# Information supplied
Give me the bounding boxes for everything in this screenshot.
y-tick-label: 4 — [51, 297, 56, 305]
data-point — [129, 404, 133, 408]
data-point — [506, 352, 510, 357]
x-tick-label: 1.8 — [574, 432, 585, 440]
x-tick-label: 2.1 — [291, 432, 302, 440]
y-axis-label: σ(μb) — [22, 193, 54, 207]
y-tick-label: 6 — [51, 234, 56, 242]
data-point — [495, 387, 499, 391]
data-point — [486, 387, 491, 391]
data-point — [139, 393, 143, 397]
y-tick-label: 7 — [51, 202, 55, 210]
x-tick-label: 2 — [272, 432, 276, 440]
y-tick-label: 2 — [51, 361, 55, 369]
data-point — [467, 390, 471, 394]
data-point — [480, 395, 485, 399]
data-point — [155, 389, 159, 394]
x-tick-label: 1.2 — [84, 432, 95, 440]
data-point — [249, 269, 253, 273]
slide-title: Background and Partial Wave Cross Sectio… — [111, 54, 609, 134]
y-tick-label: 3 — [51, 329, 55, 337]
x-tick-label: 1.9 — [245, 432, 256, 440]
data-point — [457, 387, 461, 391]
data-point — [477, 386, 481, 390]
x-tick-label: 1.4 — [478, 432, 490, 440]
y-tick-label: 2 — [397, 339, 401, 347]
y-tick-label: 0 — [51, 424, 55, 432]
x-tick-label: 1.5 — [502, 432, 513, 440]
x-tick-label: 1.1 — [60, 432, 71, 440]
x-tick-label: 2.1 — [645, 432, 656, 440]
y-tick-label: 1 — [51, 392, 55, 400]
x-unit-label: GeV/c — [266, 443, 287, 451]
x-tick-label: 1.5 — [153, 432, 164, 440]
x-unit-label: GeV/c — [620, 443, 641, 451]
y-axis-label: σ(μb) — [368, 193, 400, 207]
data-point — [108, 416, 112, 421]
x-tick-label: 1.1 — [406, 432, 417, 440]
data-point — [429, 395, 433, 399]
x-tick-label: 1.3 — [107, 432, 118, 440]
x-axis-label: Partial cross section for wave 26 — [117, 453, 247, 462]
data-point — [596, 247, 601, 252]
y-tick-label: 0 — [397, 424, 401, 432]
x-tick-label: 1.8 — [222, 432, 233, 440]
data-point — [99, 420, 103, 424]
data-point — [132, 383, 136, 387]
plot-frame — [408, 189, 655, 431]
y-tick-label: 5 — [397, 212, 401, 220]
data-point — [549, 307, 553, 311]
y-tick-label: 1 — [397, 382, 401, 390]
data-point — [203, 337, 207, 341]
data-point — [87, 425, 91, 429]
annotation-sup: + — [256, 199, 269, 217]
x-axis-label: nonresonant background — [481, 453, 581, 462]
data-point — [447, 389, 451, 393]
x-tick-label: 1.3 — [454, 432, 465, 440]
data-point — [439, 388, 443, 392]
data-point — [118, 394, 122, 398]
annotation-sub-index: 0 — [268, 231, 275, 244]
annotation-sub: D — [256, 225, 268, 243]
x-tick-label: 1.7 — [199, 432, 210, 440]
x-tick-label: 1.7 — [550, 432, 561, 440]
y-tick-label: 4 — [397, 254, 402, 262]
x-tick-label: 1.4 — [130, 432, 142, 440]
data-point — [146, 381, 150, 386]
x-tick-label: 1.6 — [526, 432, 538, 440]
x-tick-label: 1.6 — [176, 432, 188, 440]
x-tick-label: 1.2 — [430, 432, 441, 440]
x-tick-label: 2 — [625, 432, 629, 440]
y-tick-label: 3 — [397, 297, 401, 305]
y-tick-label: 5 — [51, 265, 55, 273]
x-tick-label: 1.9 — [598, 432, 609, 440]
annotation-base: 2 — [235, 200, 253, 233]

# Your goal
Print every line of the material above verbatim, in its original order and with nothing changed.

# Answer below
Give me the bounding boxes for everything in this screenshot.
y-tick-label: 4 — [51, 297, 56, 305]
data-point — [129, 404, 133, 408]
data-point — [506, 352, 510, 357]
x-tick-label: 1.8 — [574, 432, 585, 440]
x-tick-label: 2.1 — [291, 432, 302, 440]
y-axis-label: σ(μb) — [22, 193, 54, 207]
y-tick-label: 6 — [51, 234, 56, 242]
data-point — [495, 387, 499, 391]
data-point — [486, 387, 491, 391]
data-point — [139, 393, 143, 397]
y-tick-label: 7 — [51, 202, 55, 210]
x-tick-label: 2 — [272, 432, 276, 440]
y-tick-label: 2 — [51, 361, 55, 369]
data-point — [467, 390, 471, 394]
data-point — [480, 395, 485, 399]
data-point — [155, 389, 159, 394]
x-tick-label: 1.2 — [84, 432, 95, 440]
data-point — [249, 269, 253, 273]
slide-title: Background and Partial Wave Cross Sectio… — [111, 54, 609, 134]
y-tick-label: 3 — [51, 329, 55, 337]
x-tick-label: 1.9 — [245, 432, 256, 440]
data-point — [457, 387, 461, 391]
data-point — [477, 386, 481, 390]
x-tick-label: 1.4 — [478, 432, 490, 440]
y-tick-label: 2 — [397, 339, 401, 347]
y-tick-label: 0 — [51, 424, 55, 432]
x-tick-label: 1.5 — [502, 432, 513, 440]
x-tick-label: 1.1 — [60, 432, 71, 440]
x-tick-label: 2.1 — [645, 432, 656, 440]
y-tick-label: 1 — [51, 392, 55, 400]
x-unit-label: GeV/c — [266, 443, 287, 451]
x-tick-label: 1.5 — [153, 432, 164, 440]
x-unit-label: GeV/c — [620, 443, 641, 451]
y-axis-label: σ(μb) — [368, 193, 400, 207]
data-point — [108, 416, 112, 421]
x-tick-label: 1.1 — [406, 432, 417, 440]
data-point — [429, 395, 433, 399]
x-tick-label: 1.3 — [107, 432, 118, 440]
x-axis-label: Partial cross section for wave 26 — [117, 453, 247, 462]
data-point — [596, 247, 601, 252]
y-tick-label: 0 — [397, 424, 401, 432]
x-tick-label: 1.8 — [222, 432, 233, 440]
data-point — [99, 420, 103, 424]
data-point — [132, 383, 136, 387]
plot-frame — [408, 189, 655, 431]
y-tick-label: 5 — [397, 212, 401, 220]
data-point — [549, 307, 553, 311]
y-tick-label: 1 — [397, 382, 401, 390]
data-point — [203, 337, 207, 341]
data-point — [87, 425, 91, 429]
annotation-sup: + — [256, 199, 269, 217]
x-axis-label: nonresonant background — [481, 453, 581, 462]
data-point — [447, 389, 451, 393]
x-tick-label: 1.3 — [454, 432, 465, 440]
data-point — [439, 388, 443, 392]
data-point — [118, 394, 122, 398]
annotation-sub-index: 0 — [268, 231, 275, 244]
annotation-sub: D — [256, 225, 268, 243]
x-tick-label: 1.7 — [199, 432, 210, 440]
x-tick-label: 1.7 — [550, 432, 561, 440]
y-tick-label: 4 — [397, 254, 402, 262]
x-tick-label: 1.4 — [130, 432, 142, 440]
data-point — [146, 381, 150, 386]
x-tick-label: 1.6 — [526, 432, 538, 440]
x-tick-label: 1.6 — [176, 432, 188, 440]
x-tick-label: 1.2 — [430, 432, 441, 440]
x-tick-label: 2 — [625, 432, 629, 440]
y-tick-label: 3 — [397, 297, 401, 305]
y-tick-label: 5 — [51, 265, 55, 273]
x-tick-label: 1.9 — [598, 432, 609, 440]
annotation-base: 2 — [235, 200, 253, 233]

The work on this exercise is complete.